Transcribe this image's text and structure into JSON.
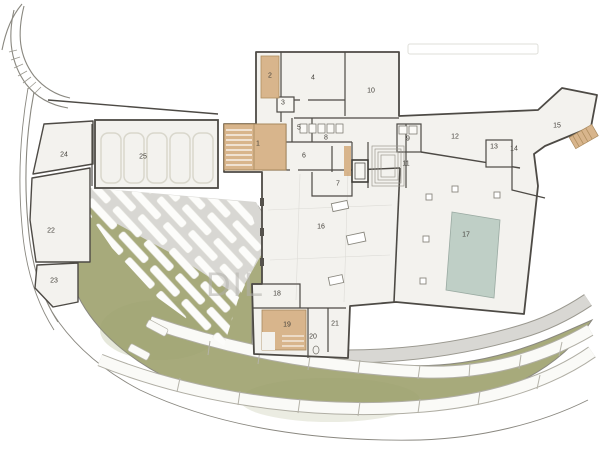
{
  "plan": {
    "title": "floor-plan",
    "watermark": "DIL",
    "rooms": [
      {
        "n": "1",
        "x": 258,
        "y": 144
      },
      {
        "n": "2",
        "x": 270,
        "y": 76
      },
      {
        "n": "3",
        "x": 283,
        "y": 103
      },
      {
        "n": "4",
        "x": 313,
        "y": 78
      },
      {
        "n": "5",
        "x": 299,
        "y": 128
      },
      {
        "n": "6",
        "x": 304,
        "y": 156
      },
      {
        "n": "7",
        "x": 338,
        "y": 184
      },
      {
        "n": "8",
        "x": 326,
        "y": 138
      },
      {
        "n": "9",
        "x": 408,
        "y": 139
      },
      {
        "n": "10",
        "x": 371,
        "y": 91
      },
      {
        "n": "11",
        "x": 406,
        "y": 164
      },
      {
        "n": "12",
        "x": 455,
        "y": 137
      },
      {
        "n": "13",
        "x": 494,
        "y": 147
      },
      {
        "n": "14",
        "x": 514,
        "y": 149
      },
      {
        "n": "15",
        "x": 557,
        "y": 126
      },
      {
        "n": "16",
        "x": 321,
        "y": 227
      },
      {
        "n": "17",
        "x": 466,
        "y": 235
      },
      {
        "n": "18",
        "x": 277,
        "y": 294
      },
      {
        "n": "19",
        "x": 287,
        "y": 325
      },
      {
        "n": "20",
        "x": 313,
        "y": 337
      },
      {
        "n": "21",
        "x": 335,
        "y": 324
      },
      {
        "n": "22",
        "x": 51,
        "y": 231
      },
      {
        "n": "23",
        "x": 54,
        "y": 281
      },
      {
        "n": "24",
        "x": 64,
        "y": 155
      },
      {
        "n": "25",
        "x": 143,
        "y": 157
      }
    ],
    "colors": {
      "lawn": "#a7aa7b",
      "pool": "#bfcfc6",
      "stairs_tan": "#d8b58c",
      "wall": "#4d4a45",
      "paving": "#d8d7d3",
      "room_fill": "#f3f2ee"
    }
  }
}
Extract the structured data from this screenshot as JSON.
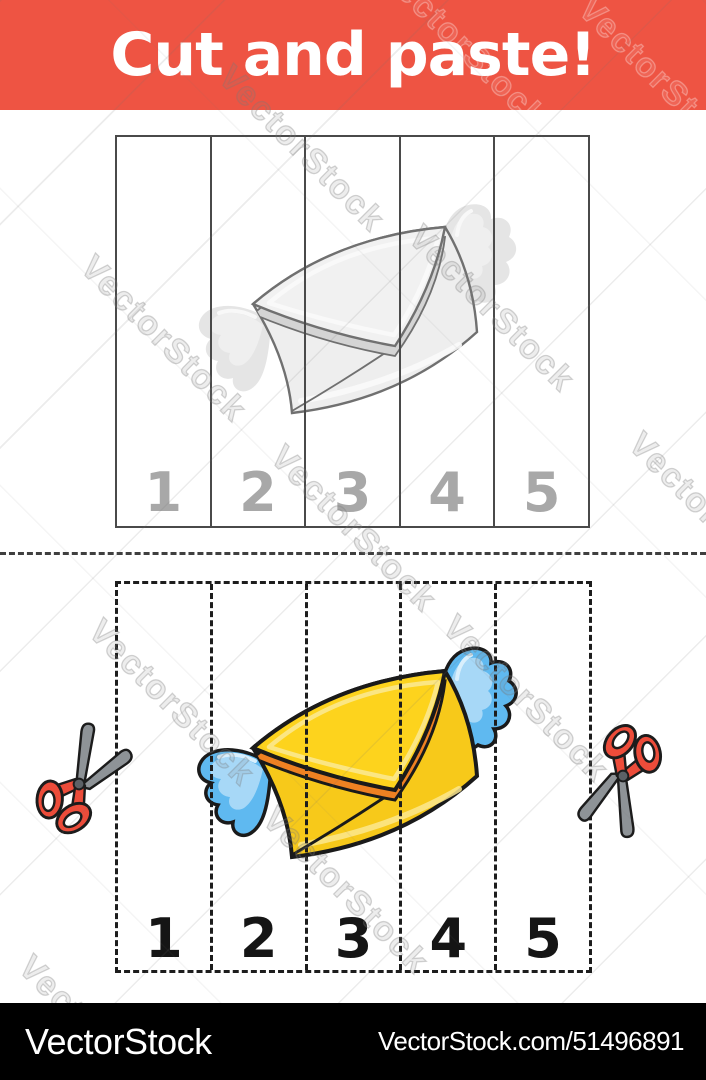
================
**What to produce**
Write out the material above again, word for word, minus its pictures.

**Solution to the problem**
Transcribe this image's text and structure into JSON.
{
  "plan": {
    "title": "floor-plan",
    "watermark": "DIL",
    "rooms": [
      {
        "n": "1",
        "x": 258,
        "y": 144
      },
      {
        "n": "2",
        "x": 270,
        "y": 76
      },
      {
        "n": "3",
        "x": 283,
        "y": 103
      },
      {
        "n": "4",
        "x": 313,
        "y": 78
      },
      {
        "n": "5",
        "x": 299,
        "y": 128
      },
      {
        "n": "6",
        "x": 304,
        "y": 156
      },
      {
        "n": "7",
        "x": 338,
        "y": 184
      },
      {
        "n": "8",
        "x": 326,
        "y": 138
      },
      {
        "n": "9",
        "x": 408,
        "y": 139
      },
      {
        "n": "10",
        "x": 371,
        "y": 91
      },
      {
        "n": "11",
        "x": 406,
        "y": 164
      },
      {
        "n": "12",
        "x": 455,
        "y": 137
      },
      {
        "n": "13",
        "x": 494,
        "y": 147
      },
      {
        "n": "14",
        "x": 514,
        "y": 149
      },
      {
        "n": "15",
        "x": 557,
        "y": 126
      },
      {
        "n": "16",
        "x": 321,
        "y": 227
      },
      {
        "n": "17",
        "x": 466,
        "y": 235
      },
      {
        "n": "18",
        "x": 277,
        "y": 294
      },
      {
        "n": "19",
        "x": 287,
        "y": 325
      },
      {
        "n": "20",
        "x": 313,
        "y": 337
      },
      {
        "n": "21",
        "x": 335,
        "y": 324
      },
      {
        "n": "22",
        "x": 51,
        "y": 231
      },
      {
        "n": "23",
        "x": 54,
        "y": 281
      },
      {
        "n": "24",
        "x": 64,
        "y": 155
      },
      {
        "n": "25",
        "x": 143,
        "y": 157
      }
    ],
    "colors": {
      "lawn": "#a7aa7b",
      "pool": "#bfcfc6",
      "stairs_tan": "#d8b58c",
      "wall": "#4d4a45",
      "paving": "#d8d7d3",
      "room_fill": "#f3f2ee"
    }
  }
}
Extract the structured data from this screenshot as JSON.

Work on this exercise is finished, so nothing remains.